▶ **What you have to do**
Go through the listing and return every line with "screenshot" in it.

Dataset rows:

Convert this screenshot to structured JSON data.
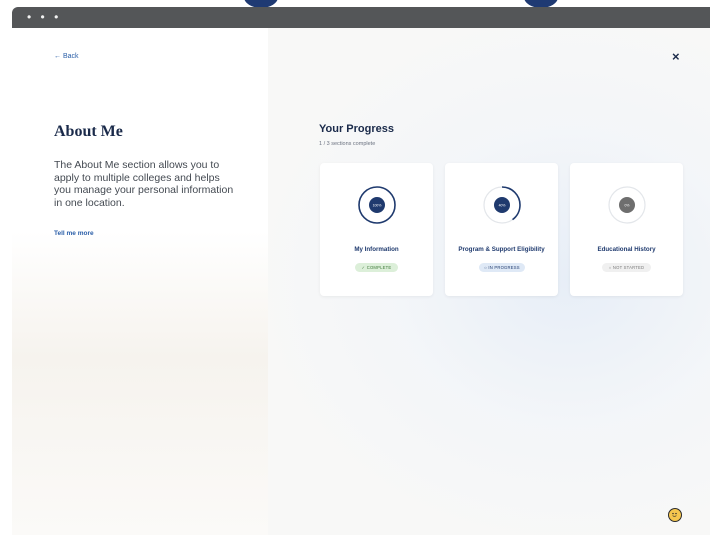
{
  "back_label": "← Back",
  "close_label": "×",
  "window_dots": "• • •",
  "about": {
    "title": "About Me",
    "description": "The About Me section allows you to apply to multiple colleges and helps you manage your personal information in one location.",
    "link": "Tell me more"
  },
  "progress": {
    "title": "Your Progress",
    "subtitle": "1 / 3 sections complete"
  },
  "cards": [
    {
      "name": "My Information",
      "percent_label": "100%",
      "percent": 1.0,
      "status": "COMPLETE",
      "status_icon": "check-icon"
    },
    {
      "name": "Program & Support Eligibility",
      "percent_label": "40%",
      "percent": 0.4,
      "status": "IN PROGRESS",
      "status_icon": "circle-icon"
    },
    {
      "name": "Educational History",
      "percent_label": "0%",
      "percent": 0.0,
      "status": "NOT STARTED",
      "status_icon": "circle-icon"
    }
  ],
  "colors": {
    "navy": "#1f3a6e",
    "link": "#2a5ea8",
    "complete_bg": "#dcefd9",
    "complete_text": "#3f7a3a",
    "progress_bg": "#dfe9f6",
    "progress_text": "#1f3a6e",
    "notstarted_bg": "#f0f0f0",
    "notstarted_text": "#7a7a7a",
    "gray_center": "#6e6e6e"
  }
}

...

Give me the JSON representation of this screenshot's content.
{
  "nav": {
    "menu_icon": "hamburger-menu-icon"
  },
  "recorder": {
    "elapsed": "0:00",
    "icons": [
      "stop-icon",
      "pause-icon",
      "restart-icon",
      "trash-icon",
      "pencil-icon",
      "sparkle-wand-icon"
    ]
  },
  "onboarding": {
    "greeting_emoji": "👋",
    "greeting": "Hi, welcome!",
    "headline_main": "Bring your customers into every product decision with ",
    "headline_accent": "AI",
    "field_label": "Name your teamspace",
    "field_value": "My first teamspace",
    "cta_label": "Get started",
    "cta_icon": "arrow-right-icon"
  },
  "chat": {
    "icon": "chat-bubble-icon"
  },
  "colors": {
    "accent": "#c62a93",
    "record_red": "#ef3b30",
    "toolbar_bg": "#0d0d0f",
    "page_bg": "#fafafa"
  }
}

▶ **Worked solution**
Convert this screenshot to structured JSON data.
Give me the JSON representation of this screenshot's content.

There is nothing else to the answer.